(Task to complete) Provide an exact transcription of all the records.

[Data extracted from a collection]
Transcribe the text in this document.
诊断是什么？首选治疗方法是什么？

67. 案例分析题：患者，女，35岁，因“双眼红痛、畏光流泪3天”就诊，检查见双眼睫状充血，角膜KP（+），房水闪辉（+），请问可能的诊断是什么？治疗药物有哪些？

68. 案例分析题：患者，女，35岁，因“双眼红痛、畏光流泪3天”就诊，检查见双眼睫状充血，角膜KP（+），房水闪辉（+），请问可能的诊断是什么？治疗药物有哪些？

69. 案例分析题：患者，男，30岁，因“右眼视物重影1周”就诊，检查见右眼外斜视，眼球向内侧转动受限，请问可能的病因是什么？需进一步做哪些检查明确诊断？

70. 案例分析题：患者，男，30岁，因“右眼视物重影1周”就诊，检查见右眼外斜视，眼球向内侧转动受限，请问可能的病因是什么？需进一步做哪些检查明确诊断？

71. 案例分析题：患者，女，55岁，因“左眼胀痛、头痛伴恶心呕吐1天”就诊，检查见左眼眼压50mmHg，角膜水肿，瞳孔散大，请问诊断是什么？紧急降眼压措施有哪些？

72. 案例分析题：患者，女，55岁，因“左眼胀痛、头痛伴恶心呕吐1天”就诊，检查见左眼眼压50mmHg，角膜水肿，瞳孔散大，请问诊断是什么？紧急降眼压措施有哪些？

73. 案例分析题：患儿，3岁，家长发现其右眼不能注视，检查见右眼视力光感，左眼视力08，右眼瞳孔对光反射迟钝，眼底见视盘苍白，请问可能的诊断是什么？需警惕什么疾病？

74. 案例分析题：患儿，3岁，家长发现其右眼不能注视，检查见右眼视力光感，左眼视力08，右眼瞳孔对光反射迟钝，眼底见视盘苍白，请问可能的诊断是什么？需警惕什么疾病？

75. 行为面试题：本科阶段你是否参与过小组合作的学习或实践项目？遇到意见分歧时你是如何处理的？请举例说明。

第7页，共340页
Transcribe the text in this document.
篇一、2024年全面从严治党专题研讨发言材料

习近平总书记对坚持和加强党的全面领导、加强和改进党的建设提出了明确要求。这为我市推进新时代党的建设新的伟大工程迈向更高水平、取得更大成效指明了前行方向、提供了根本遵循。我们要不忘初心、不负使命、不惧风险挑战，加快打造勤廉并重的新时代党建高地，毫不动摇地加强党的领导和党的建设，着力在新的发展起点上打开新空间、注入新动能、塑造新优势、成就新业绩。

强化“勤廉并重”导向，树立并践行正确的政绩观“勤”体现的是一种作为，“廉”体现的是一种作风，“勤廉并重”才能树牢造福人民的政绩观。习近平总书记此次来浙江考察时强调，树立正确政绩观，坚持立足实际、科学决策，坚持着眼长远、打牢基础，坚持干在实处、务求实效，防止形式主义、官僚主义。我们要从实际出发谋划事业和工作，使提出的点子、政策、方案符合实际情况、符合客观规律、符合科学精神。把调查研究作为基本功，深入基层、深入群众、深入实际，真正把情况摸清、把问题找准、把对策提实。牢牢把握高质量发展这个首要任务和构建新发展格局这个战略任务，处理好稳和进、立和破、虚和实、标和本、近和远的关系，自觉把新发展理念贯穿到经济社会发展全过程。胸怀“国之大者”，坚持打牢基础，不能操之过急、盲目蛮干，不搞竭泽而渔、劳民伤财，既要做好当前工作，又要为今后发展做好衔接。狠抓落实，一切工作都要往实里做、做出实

(Answer in full)
Transcribe the text in this document.
诊断是什么？首选治疗方法是什么？

67. 案例分析题：患者，女，35岁，因“双眼红痛、畏光流泪3天”就诊，检查见双眼睫状充血，角膜KP（+），房水闪辉（+），请问可能的诊断是什么？治疗药物有哪些？

68. 案例分析题：患者，女，35岁，因“双眼红痛、畏光流泪3天”就诊，检查见双眼睫状充血，角膜KP（+），房水闪辉（+），请问可能的诊断是什么？治疗药物有哪些？

69. 案例分析题：患者，男，30岁，因“右眼视物重影1周”就诊，检查见右眼外斜视，眼球向内侧转动受限，请问可能的病因是什么？需进一步做哪些检查明确诊断？

70. 案例分析题：患者，男，30岁，因“右眼视物重影1周”就诊，检查见右眼外斜视，眼球向内侧转动受限，请问可能的病因是什么？需进一步做哪些检查明确诊断？

71. 案例分析题：患者，女，55岁，因“左眼胀痛、头痛伴恶心呕吐1天”就诊，检查见左眼眼压50mmHg，角膜水肿，瞳孔散大，请问诊断是什么？紧急降眼压措施有哪些？

72. 案例分析题：患者，女，55岁，因“左眼胀痛、头痛伴恶心呕吐1天”就诊，检查见左眼眼压50mmHg，角膜水肿，瞳孔散大，请问诊断是什么？紧急降眼压措施有哪些？

73. 案例分析题：患儿，3岁，家长发现其右眼不能注视，检查见右眼视力光感，左眼视力08，右眼瞳孔对光反射迟钝，眼底见视盘苍白，请问可能的诊断是什么？需警惕什么疾病？

74. 案例分析题：患儿，3岁，家长发现其右眼不能注视，检查见右眼视力光感，左眼视力08，右眼瞳孔对光反射迟钝，眼底见视盘苍白，请问可能的诊断是什么？需警惕什么疾病？

75. 行为面试题：本科阶段你是否参与过小组合作的学习或实践项目？遇到意见分歧时你是如何处理的？请举例说明。

第7页，共340页
Transcribe the text in this document.
篇一、2024年全面从严治党专题研讨发言材料

习近平总书记对坚持和加强党的全面领导、加强和改进党的建设提出了明确要求。这为我市推进新时代党的建设新的伟大工程迈向更高水平、取得更大成效指明了前行方向、提供了根本遵循。我们要不忘初心、不负使命、不惧风险挑战，加快打造勤廉并重的新时代党建高地，毫不动摇地加强党的领导和党的建设，着力在新的发展起点上打开新空间、注入新动能、塑造新优势、成就新业绩。

强化“勤廉并重”导向，树立并践行正确的政绩观“勤”体现的是一种作为，“廉”体现的是一种作风，“勤廉并重”才能树牢造福人民的政绩观。习近平总书记此次来浙江考察时强调，树立正确政绩观，坚持立足实际、科学决策，坚持着眼长远、打牢基础，坚持干在实处、务求实效，防止形式主义、官僚主义。我们要从实际出发谋划事业和工作，使提出的点子、政策、方案符合实际情况、符合客观规律、符合科学精神。把调查研究作为基本功，深入基层、深入群众、深入实际，真正把情况摸清、把问题找准、把对策提实。牢牢把握高质量发展这个首要任务和构建新发展格局这个战略任务，处理好稳和进、立和破、虚和实、标和本、近和远的关系，自觉把新发展理念贯穿到经济社会发展全过程。胸怀“国之大者”，坚持打牢基础，不能操之过急、盲目蛮干，不搞竭泽而渔、劳民伤财，既要做好当前工作，又要为今后发展做好衔接。狠抓落实，一切工作都要往实里做、做出实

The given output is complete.